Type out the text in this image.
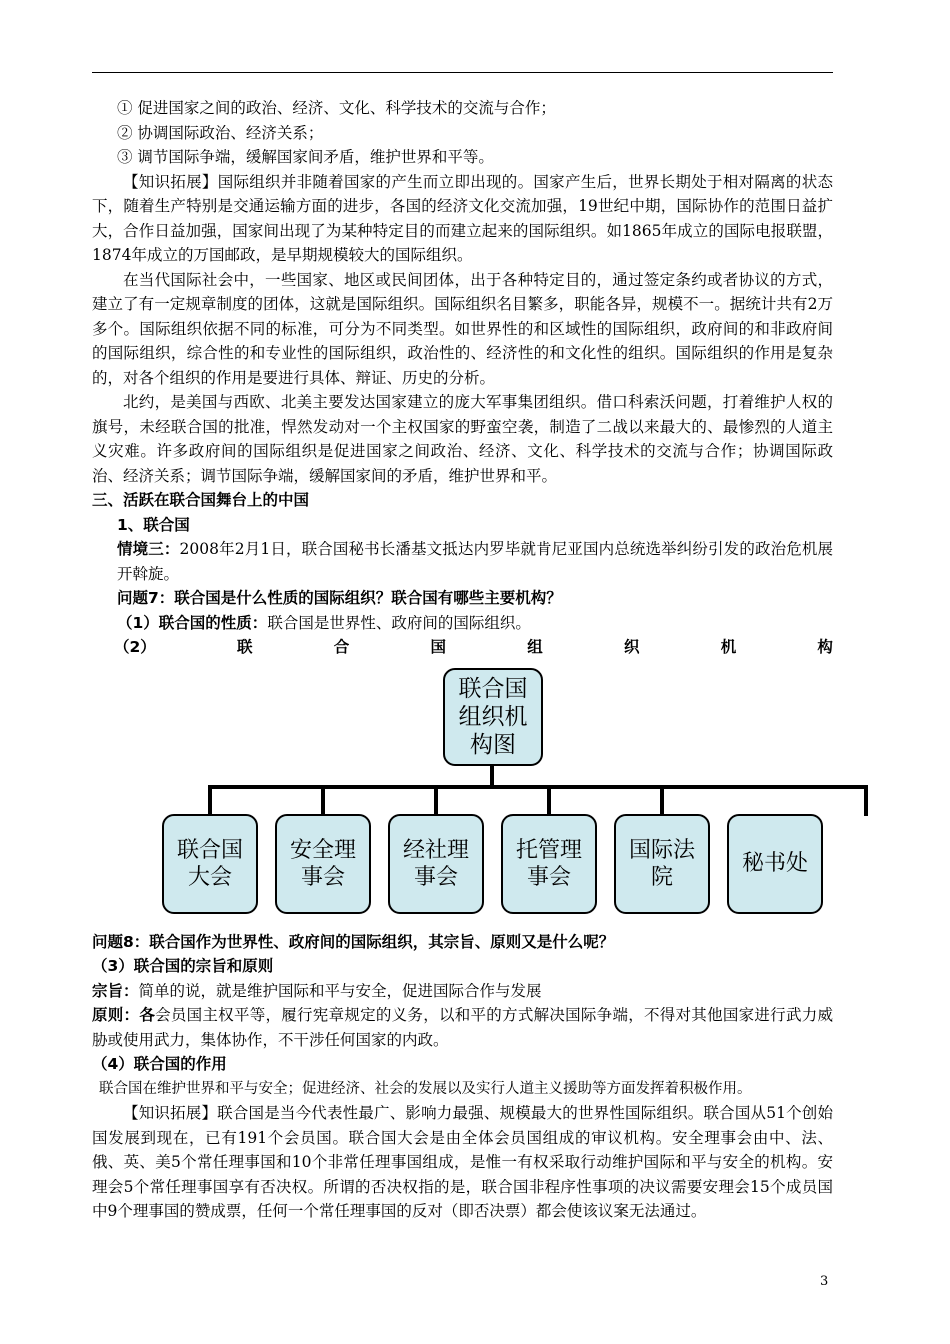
① 促进国家之间的政治、经济、文化、科学技术的交流与合作；

② 协调国际政治、经济关系；

③ 调节国际争端，缓解国家间矛盾，维护世界和平等。

【知识拓展】国际组织并非随着国家的产生而立即出现的。国家产生后，世界长期处于相对隔离的状态下，随着生产特别是交通运输方面的进步，各国的经济文化交流加强，19世纪中期，国际协作的范围日益扩大，合作日益加强，国家间出现了为某种特定目的而建立起来的国际组织。如1865年成立的国际电报联盟，1874年成立的万国邮政，是早期规模较大的国际组织。

在当代国际社会中，一些国家、地区或民间团体，出于各种特定目的，通过签定条约或者协议的方式，建立了有一定规章制度的团体，这就是国际组织。国际组织名目繁多，职能各异，规模不一。据统计共有2万多个。国际组织依据不同的标准，可分为不同类型。如世界性的和区域性的国际组织，政府间的和非政府间的国际组织，综合性的和专业性的国际组织，政治性的、经济性的和文化性的组织。国际组织的作用是复杂的，对各个组织的作用是要进行具体、辩证、历史的分析。

北约，是美国与西欧、北美主要发达国家建立的庞大军事集团组织。借口科索沃问题，打着维护人权的旗号，未经联合国的批准，悍然发动对一个主权国家的野蛮空袭，制造了二战以来最大的、最惨烈的人道主义灾难。许多政府间的国际组织是促进国家之间政治、经济、文化、科学技术的交流与合作；协调国际政治、经济关系；调节国际争端，缓解国家间的矛盾，维护世界和平。

三、活跃在联合国舞台上的中国

1、联合国

情境三：2008年2月1日，联合国秘书长潘基文抵达内罗毕就肯尼亚国内总统选举纠纷引发的政治危机展开斡旋。

问题7：联合国是什么性质的国际组织？联合国有哪些主要机构？

（1）联合国的性质：联合国是世界性、政府间的国际组织。

（2）	联	合	国	组	织	机	构

联合国组织机构图
联合国大会
安全理事会
经社理事会
托管理事会
国际法院
秘书处

问题8：联合国作为世界性、政府间的国际组织，其宗旨、原则又是什么呢？

（3）联合国的宗旨和原则

宗旨：简单的说，就是维护国际和平与安全，促进国际合作与发展

原则：各会员国主权平等，履行宪章规定的义务，以和平的方式解决国际争端，不得对其他国家进行武力威胁或使用武力，集体协作，不干涉任何国家的内政。

（4）联合国的作用

联合国在维护世界和平与安全；促进经济、社会的发展以及实行人道主义援助等方面发挥着积极作用。

【知识拓展】联合国是当今代表性最广、影响力最强、规模最大的世界性国际组织。联合国从51个创始国发展到现在，已有191个会员国。联合国大会是由全体会员国组成的审议机构。安全理事会由中、法、俄、英、美5个常任理事国和10个非常任理事国组成，是惟一有权采取行动维护国际和平与安全的机构。安理会5个常任理事国享有否决权。所谓的否决权指的是，联合国非程序性事项的决议需要安理会15个成员国中9个理事国的赞成票，任何一个常任理事国的反对（即否决票）都会使该议案无法通过。

3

* YOUR GOAL *
Leave out the pictures and transcribe everything else exactly.

* WRITTEN REPLY *
Type out the text in this image.
① 促进国家之间的政治、经济、文化、科学技术的交流与合作；

② 协调国际政治、经济关系；

③ 调节国际争端，缓解国家间矛盾，维护世界和平等。

【知识拓展】国际组织并非随着国家的产生而立即出现的。国家产生后，世界长期处于相对隔离的状态下，随着生产特别是交通运输方面的进步，各国的经济文化交流加强，19世纪中期，国际协作的范围日益扩大，合作日益加强，国家间出现了为某种特定目的而建立起来的国际组织。如1865年成立的国际电报联盟，1874年成立的万国邮政，是早期规模较大的国际组织。

在当代国际社会中，一些国家、地区或民间团体，出于各种特定目的，通过签定条约或者协议的方式，建立了有一定规章制度的团体，这就是国际组织。国际组织名目繁多，职能各异，规模不一。据统计共有2万多个。国际组织依据不同的标准，可分为不同类型。如世界性的和区域性的国际组织，政府间的和非政府间的国际组织，综合性的和专业性的国际组织，政治性的、经济性的和文化性的组织。国际组织的作用是复杂的，对各个组织的作用是要进行具体、辩证、历史的分析。

北约，是美国与西欧、北美主要发达国家建立的庞大军事集团组织。借口科索沃问题，打着维护人权的旗号，未经联合国的批准，悍然发动对一个主权国家的野蛮空袭，制造了二战以来最大的、最惨烈的人道主义灾难。许多政府间的国际组织是促进国家之间政治、经济、文化、科学技术的交流与合作；协调国际政治、经济关系；调节国际争端，缓解国家间的矛盾，维护世界和平。

三、活跃在联合国舞台上的中国

1、联合国

情境三：2008年2月1日，联合国秘书长潘基文抵达内罗毕就肯尼亚国内总统选举纠纷引发的政治危机展开斡旋。

问题7：联合国是什么性质的国际组织？联合国有哪些主要机构？

（1）联合国的性质：联合国是世界性、政府间的国际组织。

（2）	联	合	国	组	织	机	构

联合国组织机构图
联合国大会
安全理事会
经社理事会
托管理事会
国际法院
秘书处

问题8：联合国作为世界性、政府间的国际组织，其宗旨、原则又是什么呢？

（3）联合国的宗旨和原则

宗旨：简单的说，就是维护国际和平与安全，促进国际合作与发展

原则：各会员国主权平等，履行宪章规定的义务，以和平的方式解决国际争端，不得对其他国家进行武力威胁或使用武力，集体协作，不干涉任何国家的内政。

（4）联合国的作用

联合国在维护世界和平与安全；促进经济、社会的发展以及实行人道主义援助等方面发挥着积极作用。

【知识拓展】联合国是当今代表性最广、影响力最强、规模最大的世界性国际组织。联合国从51个创始国发展到现在，已有191个会员国。联合国大会是由全体会员国组成的审议机构。安全理事会由中、法、俄、英、美5个常任理事国和10个非常任理事国组成，是惟一有权采取行动维护国际和平与安全的机构。安理会5个常任理事国享有否决权。所谓的否决权指的是，联合国非程序性事项的决议需要安理会15个成员国中9个理事国的赞成票，任何一个常任理事国的反对（即否决票）都会使该议案无法通过。

3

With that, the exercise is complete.